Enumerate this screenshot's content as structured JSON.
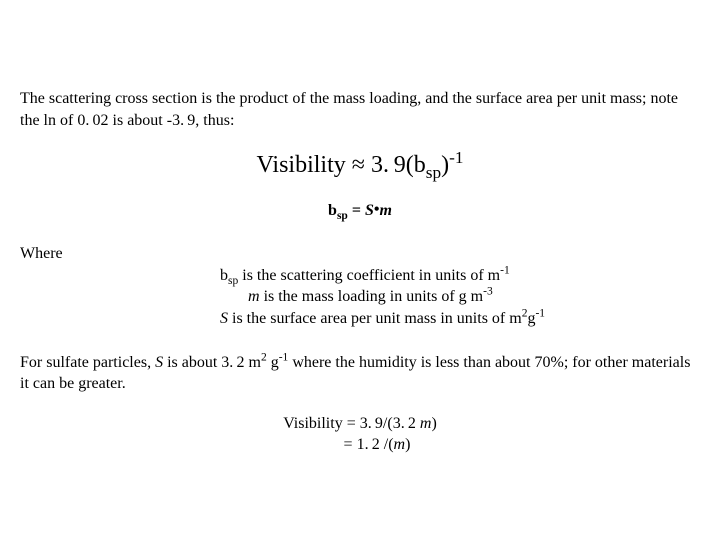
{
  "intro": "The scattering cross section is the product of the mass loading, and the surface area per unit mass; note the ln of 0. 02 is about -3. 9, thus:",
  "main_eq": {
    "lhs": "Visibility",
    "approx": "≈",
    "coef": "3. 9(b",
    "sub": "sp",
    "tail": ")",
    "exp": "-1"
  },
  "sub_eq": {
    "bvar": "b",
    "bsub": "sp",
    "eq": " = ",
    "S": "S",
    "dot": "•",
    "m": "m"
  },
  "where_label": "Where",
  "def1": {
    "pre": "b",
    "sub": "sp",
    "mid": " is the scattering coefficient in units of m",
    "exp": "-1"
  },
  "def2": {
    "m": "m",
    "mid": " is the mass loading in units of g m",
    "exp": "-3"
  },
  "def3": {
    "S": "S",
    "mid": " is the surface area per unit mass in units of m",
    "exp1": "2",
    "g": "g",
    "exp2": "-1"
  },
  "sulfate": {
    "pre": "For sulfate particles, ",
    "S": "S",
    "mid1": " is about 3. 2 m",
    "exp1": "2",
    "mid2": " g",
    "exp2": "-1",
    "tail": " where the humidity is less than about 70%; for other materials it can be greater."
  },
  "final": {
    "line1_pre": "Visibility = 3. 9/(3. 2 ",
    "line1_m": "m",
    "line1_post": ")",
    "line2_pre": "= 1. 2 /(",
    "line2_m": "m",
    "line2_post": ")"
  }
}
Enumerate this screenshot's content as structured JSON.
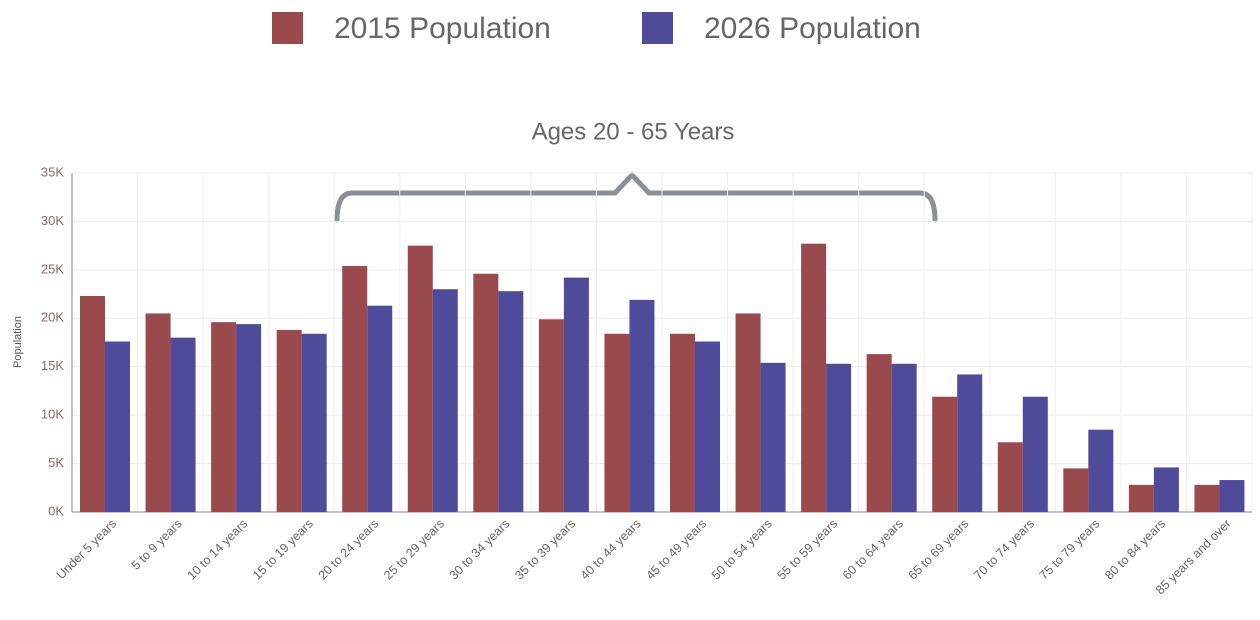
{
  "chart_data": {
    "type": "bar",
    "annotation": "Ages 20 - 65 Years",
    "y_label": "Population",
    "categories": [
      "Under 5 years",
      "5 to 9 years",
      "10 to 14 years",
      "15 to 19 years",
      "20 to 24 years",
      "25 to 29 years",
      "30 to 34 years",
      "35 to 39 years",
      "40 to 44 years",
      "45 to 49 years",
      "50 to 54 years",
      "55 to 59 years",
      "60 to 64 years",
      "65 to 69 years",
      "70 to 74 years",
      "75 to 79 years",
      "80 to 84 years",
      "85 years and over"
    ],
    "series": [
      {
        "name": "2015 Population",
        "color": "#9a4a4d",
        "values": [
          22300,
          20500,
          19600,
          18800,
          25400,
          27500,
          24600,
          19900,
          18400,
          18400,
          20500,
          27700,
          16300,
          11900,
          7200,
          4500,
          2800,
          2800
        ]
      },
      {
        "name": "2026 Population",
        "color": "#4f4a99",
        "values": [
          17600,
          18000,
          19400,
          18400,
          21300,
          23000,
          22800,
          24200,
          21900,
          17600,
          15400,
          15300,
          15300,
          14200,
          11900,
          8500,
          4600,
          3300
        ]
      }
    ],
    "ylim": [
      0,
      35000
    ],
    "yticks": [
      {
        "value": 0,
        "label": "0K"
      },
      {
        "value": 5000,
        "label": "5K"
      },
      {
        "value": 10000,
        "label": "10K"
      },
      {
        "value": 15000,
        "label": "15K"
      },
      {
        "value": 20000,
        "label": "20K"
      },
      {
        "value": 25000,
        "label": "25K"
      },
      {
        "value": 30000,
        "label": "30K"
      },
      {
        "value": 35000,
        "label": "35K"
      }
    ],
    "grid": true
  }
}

────────────────────────────────────────

## Problem description
Return each line of the data that contains the string "surface".

## In response
  "intro": "The scattering cross section is the product of the mass loading, and the surface area per unit mass; note the ln of 0. 02 is about -3. 9, thus:",
    "mid": " is the surface area per unit mass in units of m",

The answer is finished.